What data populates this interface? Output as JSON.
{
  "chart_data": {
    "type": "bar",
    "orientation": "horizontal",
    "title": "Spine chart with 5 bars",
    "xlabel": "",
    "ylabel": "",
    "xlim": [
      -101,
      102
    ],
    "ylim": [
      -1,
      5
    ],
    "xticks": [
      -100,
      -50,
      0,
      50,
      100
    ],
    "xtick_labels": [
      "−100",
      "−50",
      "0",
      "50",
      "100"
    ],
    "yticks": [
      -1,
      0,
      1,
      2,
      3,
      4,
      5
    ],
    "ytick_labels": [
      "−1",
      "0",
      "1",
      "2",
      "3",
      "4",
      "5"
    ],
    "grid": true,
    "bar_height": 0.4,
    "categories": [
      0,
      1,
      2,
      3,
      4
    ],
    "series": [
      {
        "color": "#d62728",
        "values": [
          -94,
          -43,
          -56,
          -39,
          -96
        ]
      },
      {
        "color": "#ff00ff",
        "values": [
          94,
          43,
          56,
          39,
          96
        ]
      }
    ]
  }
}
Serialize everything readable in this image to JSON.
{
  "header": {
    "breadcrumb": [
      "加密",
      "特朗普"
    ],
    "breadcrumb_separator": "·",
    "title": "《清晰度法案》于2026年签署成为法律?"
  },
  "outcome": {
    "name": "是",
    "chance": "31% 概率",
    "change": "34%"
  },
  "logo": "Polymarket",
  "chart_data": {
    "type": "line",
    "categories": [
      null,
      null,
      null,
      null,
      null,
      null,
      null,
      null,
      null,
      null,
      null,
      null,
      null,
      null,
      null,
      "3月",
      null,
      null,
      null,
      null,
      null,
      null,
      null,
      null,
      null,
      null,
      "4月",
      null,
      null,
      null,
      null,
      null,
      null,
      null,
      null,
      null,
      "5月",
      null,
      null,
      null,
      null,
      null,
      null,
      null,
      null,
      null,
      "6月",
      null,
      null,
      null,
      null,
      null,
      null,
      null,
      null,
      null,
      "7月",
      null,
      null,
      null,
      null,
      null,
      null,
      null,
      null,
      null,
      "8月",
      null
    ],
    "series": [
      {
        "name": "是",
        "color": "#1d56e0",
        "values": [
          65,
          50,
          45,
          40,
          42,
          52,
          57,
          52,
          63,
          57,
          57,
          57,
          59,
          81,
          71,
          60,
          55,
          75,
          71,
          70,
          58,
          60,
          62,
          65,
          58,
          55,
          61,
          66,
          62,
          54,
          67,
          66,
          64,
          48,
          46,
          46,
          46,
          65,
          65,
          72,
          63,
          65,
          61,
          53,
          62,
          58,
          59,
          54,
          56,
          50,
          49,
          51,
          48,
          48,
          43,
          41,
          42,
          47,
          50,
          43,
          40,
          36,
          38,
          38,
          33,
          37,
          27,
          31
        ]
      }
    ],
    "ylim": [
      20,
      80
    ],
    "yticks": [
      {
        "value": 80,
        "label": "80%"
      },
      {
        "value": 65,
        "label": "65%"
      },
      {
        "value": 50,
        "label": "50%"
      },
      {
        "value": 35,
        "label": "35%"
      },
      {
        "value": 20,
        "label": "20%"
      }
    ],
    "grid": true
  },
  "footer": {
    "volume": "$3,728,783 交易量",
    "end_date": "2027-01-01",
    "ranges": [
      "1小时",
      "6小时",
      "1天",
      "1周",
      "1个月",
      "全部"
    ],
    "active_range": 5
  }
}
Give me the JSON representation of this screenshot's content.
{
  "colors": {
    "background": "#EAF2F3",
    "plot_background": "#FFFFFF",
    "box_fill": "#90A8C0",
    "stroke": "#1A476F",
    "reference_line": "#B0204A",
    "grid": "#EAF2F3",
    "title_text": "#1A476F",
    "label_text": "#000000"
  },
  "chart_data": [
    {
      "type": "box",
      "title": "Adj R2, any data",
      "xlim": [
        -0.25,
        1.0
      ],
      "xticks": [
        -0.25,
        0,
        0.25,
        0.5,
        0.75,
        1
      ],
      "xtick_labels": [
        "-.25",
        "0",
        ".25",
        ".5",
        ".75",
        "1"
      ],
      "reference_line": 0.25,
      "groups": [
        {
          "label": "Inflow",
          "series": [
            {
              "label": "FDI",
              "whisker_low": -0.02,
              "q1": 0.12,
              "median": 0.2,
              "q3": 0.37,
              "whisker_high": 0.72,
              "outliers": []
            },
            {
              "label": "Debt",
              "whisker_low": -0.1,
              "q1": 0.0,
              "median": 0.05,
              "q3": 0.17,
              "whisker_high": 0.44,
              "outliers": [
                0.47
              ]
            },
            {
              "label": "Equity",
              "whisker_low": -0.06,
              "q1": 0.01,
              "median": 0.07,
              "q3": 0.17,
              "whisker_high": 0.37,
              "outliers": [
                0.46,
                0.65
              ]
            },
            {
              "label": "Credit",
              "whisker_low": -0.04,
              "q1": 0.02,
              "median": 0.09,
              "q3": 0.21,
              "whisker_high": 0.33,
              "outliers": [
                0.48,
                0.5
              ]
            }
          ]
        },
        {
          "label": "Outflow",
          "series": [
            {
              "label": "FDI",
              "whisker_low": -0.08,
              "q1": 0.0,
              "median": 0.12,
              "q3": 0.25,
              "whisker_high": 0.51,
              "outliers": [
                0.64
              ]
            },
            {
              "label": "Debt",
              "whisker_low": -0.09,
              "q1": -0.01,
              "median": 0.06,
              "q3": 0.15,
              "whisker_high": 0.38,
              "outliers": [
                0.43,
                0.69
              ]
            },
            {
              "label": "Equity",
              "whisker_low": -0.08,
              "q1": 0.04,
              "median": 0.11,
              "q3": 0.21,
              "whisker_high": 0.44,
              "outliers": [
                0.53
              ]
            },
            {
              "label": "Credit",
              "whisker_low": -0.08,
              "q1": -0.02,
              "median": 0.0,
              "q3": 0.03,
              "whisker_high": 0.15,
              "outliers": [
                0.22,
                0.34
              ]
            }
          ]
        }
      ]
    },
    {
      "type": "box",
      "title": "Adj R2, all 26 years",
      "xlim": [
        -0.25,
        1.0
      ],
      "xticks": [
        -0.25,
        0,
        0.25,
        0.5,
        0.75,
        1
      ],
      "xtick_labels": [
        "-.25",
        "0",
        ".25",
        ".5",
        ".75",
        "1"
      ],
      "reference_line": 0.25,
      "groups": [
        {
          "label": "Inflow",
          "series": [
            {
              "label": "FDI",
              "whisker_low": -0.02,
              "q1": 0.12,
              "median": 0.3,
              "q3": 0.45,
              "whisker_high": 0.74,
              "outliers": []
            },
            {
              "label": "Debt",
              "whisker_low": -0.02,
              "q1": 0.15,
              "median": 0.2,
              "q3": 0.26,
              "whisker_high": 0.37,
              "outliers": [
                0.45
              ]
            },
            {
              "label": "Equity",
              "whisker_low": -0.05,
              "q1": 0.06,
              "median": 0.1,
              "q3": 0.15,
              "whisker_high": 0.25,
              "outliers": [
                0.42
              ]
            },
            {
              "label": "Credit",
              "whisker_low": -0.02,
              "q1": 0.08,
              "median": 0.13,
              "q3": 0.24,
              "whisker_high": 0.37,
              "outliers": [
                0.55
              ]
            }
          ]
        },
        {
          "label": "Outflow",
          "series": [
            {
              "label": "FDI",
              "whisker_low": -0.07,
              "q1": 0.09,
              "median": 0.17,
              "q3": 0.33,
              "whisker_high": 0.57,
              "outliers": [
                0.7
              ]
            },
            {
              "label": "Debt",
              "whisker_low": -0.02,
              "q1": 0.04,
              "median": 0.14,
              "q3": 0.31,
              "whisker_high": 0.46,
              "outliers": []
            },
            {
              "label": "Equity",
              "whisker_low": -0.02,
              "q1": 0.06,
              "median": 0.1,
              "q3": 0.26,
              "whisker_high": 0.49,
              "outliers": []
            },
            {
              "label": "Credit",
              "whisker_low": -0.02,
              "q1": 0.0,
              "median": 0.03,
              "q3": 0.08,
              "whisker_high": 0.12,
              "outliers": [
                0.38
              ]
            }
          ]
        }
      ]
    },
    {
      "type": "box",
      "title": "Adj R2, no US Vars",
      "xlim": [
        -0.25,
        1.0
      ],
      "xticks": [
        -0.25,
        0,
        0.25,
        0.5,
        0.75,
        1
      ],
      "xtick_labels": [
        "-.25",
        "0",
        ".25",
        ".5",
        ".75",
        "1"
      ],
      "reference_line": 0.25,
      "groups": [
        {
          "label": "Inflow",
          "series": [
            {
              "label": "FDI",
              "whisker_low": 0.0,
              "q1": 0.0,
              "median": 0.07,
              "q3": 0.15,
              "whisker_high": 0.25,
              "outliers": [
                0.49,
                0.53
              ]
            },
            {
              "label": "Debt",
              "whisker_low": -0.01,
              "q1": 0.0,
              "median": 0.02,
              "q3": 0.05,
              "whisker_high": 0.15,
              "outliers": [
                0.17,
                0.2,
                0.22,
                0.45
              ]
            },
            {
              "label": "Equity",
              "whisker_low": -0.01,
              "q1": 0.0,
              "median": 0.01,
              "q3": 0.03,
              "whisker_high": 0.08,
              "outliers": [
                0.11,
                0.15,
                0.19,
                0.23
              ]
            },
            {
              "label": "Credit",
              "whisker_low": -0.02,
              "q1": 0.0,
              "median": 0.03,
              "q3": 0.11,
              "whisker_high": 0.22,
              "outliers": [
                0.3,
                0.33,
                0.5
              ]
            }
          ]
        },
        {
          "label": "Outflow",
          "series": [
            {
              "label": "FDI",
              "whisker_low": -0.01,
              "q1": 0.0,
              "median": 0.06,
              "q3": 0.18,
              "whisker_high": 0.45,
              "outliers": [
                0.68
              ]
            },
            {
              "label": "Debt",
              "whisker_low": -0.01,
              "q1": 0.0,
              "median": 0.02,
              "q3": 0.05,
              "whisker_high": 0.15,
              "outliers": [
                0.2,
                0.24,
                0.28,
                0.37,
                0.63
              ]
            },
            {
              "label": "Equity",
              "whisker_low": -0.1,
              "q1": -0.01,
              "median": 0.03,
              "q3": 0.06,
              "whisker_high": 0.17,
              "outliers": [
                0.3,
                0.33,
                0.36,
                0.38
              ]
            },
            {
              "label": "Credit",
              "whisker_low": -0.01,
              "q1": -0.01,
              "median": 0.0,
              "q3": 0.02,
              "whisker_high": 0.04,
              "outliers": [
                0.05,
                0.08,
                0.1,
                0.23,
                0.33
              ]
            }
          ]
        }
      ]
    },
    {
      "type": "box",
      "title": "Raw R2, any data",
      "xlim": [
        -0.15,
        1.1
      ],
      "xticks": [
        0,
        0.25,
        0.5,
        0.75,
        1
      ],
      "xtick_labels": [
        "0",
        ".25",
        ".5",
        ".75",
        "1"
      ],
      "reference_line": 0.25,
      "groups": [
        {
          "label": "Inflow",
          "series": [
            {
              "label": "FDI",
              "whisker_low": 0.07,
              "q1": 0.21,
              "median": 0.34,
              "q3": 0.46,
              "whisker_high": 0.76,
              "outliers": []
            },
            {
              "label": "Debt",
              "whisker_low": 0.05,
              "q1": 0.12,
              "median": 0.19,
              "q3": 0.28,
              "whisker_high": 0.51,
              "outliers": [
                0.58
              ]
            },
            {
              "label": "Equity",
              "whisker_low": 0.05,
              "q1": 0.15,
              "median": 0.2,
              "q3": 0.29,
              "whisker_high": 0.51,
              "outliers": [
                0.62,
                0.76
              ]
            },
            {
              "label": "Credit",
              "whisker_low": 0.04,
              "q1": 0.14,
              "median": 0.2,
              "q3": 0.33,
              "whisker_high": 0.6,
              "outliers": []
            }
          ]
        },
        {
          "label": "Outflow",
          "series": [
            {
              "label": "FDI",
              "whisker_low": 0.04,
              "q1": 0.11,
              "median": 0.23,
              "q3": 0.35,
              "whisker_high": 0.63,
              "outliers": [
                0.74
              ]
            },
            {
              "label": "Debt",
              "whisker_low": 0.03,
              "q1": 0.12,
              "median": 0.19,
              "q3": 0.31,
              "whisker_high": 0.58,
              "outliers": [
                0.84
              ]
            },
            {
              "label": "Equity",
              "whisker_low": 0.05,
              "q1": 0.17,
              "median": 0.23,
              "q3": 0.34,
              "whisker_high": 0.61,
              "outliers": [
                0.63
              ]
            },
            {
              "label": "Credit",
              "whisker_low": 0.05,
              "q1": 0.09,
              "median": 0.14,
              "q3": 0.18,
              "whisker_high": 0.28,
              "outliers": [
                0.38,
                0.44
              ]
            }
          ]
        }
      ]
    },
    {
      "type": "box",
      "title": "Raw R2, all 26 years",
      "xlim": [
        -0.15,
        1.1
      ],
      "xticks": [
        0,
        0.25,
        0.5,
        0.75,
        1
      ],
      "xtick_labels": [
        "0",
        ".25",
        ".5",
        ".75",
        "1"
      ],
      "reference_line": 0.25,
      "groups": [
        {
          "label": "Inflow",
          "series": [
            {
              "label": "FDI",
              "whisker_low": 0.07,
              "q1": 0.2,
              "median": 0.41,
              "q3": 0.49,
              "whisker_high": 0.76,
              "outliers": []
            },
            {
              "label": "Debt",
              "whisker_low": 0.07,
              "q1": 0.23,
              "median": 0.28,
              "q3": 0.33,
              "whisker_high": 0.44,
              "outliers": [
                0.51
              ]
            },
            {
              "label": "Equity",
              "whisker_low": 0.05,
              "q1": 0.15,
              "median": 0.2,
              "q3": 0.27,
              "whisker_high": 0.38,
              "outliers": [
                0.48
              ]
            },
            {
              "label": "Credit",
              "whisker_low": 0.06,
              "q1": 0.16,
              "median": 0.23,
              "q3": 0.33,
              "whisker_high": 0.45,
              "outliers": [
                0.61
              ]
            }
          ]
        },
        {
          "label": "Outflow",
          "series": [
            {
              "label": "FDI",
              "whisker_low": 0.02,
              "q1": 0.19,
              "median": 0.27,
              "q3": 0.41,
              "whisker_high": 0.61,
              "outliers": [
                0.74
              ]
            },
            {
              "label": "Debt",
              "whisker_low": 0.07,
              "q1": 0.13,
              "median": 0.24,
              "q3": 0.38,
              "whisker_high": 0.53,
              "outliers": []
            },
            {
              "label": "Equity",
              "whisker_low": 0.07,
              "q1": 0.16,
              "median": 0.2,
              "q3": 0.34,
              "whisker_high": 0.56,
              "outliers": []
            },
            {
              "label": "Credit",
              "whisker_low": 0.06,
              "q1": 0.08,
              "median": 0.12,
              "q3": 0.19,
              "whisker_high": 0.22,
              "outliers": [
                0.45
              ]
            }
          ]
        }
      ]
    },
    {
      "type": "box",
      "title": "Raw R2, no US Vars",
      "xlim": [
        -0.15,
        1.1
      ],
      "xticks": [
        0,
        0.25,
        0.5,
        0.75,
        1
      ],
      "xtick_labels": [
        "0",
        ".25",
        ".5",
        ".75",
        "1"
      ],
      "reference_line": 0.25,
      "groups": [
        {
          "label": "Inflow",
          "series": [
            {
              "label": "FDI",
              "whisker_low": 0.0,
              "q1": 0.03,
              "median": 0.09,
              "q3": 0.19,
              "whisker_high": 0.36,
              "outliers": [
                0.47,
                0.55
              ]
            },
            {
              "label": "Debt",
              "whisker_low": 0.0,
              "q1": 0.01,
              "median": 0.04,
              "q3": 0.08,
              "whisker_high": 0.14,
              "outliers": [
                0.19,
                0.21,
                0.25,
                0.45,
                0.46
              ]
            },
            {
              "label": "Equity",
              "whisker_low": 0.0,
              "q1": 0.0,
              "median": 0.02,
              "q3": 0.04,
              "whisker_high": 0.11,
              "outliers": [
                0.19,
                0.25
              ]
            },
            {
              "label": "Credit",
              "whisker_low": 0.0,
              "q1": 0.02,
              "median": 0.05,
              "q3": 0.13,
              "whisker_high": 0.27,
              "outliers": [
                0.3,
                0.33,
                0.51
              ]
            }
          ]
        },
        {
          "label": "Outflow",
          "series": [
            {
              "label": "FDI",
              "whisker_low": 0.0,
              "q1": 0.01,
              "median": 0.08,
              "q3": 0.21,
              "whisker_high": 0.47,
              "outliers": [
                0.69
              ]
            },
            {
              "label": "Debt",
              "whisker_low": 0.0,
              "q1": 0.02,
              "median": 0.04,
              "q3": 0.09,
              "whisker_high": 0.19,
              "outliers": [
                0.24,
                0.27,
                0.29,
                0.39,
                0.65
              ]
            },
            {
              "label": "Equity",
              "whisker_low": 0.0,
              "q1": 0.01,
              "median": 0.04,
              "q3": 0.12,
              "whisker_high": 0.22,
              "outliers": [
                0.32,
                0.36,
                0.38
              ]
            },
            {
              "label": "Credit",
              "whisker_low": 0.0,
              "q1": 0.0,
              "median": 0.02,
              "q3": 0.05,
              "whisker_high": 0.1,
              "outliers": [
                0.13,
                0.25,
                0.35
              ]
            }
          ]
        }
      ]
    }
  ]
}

_ _ _

→ **Work required**: List all lines above in which the string "Vars" appears.

→ **Solution to this exercise**:
      "title": "Adj R2, no US Vars",
      "title": "Raw R2, no US Vars",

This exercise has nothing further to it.